Material for the task:

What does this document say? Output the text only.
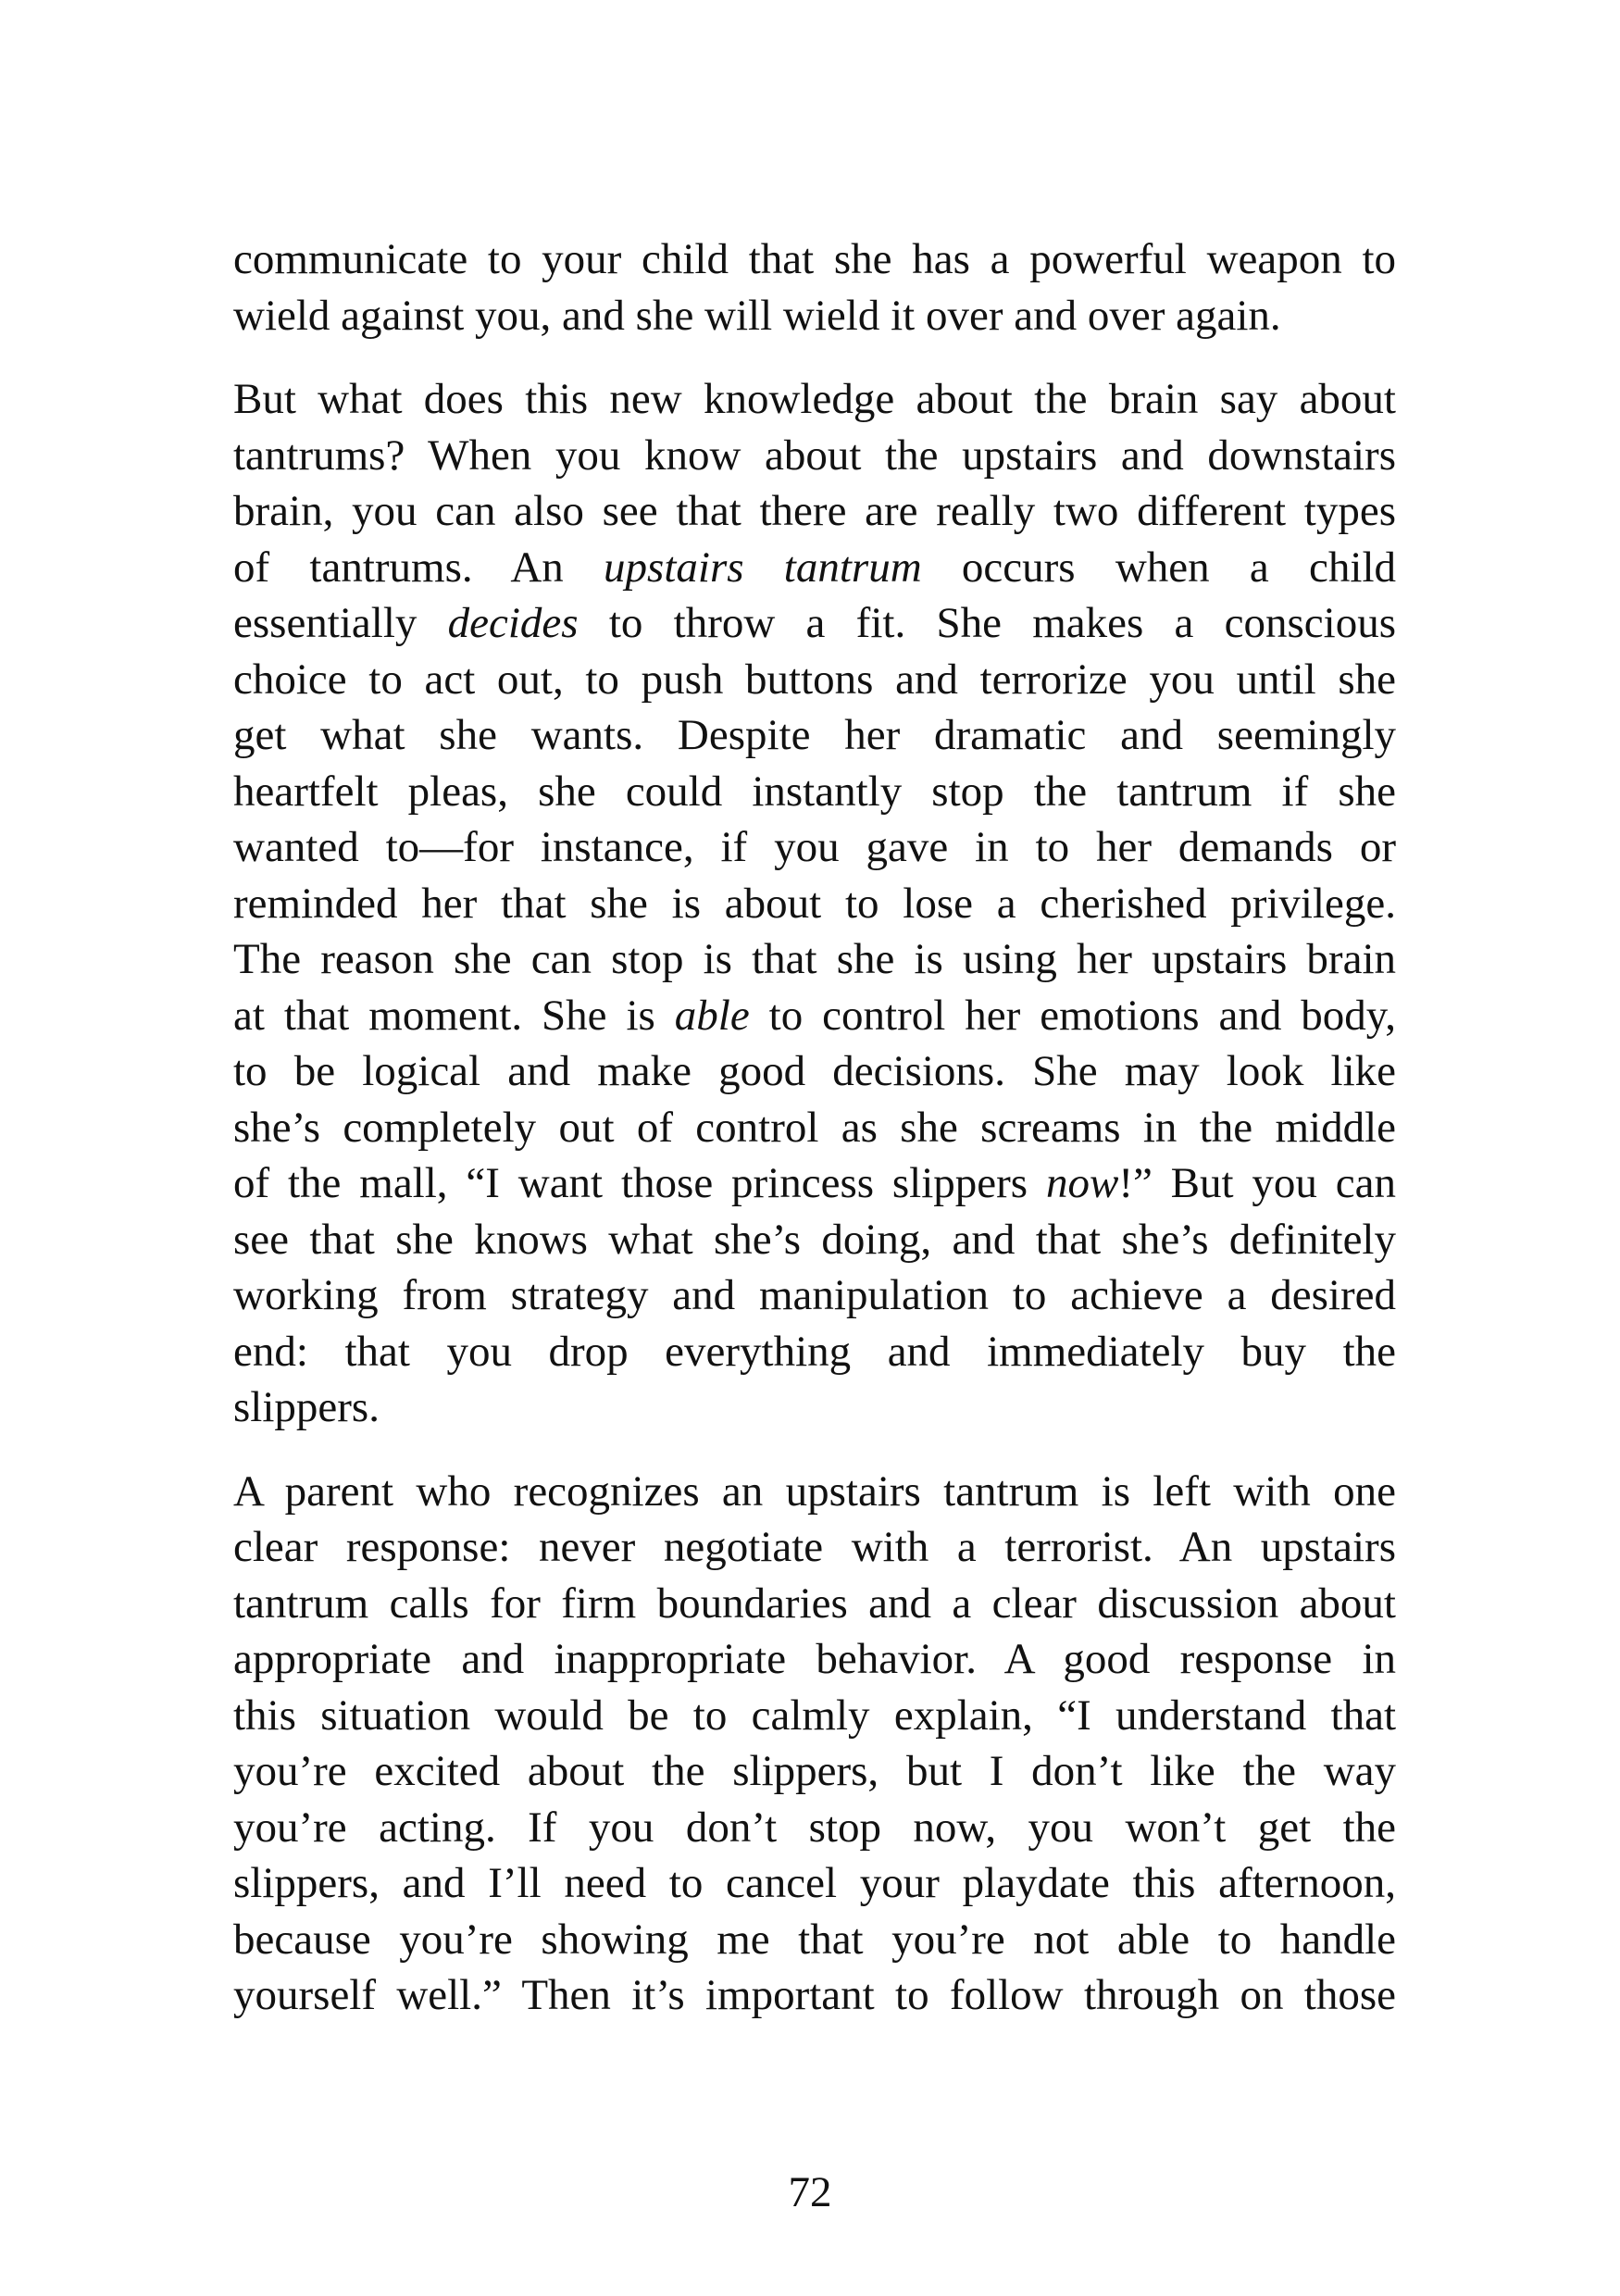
communicate to your child that she has a powerful weapon to
wield against you, and she will wield it over and over again.
But what does this new knowledge about the brain say about
tantrums? When you know about the upstairs and downstairs
brain, you can also see that there are really two different types
of tantrums. An upstairs tantrum occurs when a child
essentially decides to throw a fit. She makes a conscious
choice to act out, to push buttons and terrorize you until she
get what she wants. Despite her dramatic and seemingly
heartfelt pleas, she could instantly stop the tantrum if she
wanted to—for instance, if you gave in to her demands or
reminded her that she is about to lose a cherished privilege.
The reason she can stop is that she is using her upstairs brain
at that moment. She is able to control her emotions and body,
to be logical and make good decisions. She may look like
she’s completely out of control as she screams in the middle
of the mall, “I want those princess slippers now!” But you can
see that she knows what she’s doing, and that she’s definitely
working from strategy and manipulation to achieve a desired
end: that you drop everything and immediately buy the
slippers.
A parent who recognizes an upstairs tantrum is left with one
clear response: never negotiate with a terrorist. An upstairs
tantrum calls for firm boundaries and a clear discussion about
appropriate and inappropriate behavior. A good response in
this situation would be to calmly explain, “I understand that
you’re excited about the slippers, but I don’t like the way
you’re acting. If you don’t stop now, you won’t get the
slippers, and I’ll need to cancel your playdate this afternoon,
because you’re showing me that you’re not able to handle
yourself well.” Then it’s important to follow through on those
72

Given request:
Repeat the full listing above exactly, with no pictures in the copy.

Expected output:
What does this document say? Output the text only.
communicate to your child that she has a powerful weapon to
wield against you, and she will wield it over and over again.
But what does this new knowledge about the brain say about
tantrums? When you know about the upstairs and downstairs
brain, you can also see that there are really two different types
of tantrums. An upstairs tantrum occurs when a child
essentially decides to throw a fit. She makes a conscious
choice to act out, to push buttons and terrorize you until she
get what she wants. Despite her dramatic and seemingly
heartfelt pleas, she could instantly stop the tantrum if she
wanted to—for instance, if you gave in to her demands or
reminded her that she is about to lose a cherished privilege.
The reason she can stop is that she is using her upstairs brain
at that moment. She is able to control her emotions and body,
to be logical and make good decisions. She may look like
she’s completely out of control as she screams in the middle
of the mall, “I want those princess slippers now!” But you can
see that she knows what she’s doing, and that she’s definitely
working from strategy and manipulation to achieve a desired
end: that you drop everything and immediately buy the
slippers.
A parent who recognizes an upstairs tantrum is left with one
clear response: never negotiate with a terrorist. An upstairs
tantrum calls for firm boundaries and a clear discussion about
appropriate and inappropriate behavior. A good response in
this situation would be to calmly explain, “I understand that
you’re excited about the slippers, but I don’t like the way
you’re acting. If you don’t stop now, you won’t get the
slippers, and I’ll need to cancel your playdate this afternoon,
because you’re showing me that you’re not able to handle
yourself well.” Then it’s important to follow through on those
72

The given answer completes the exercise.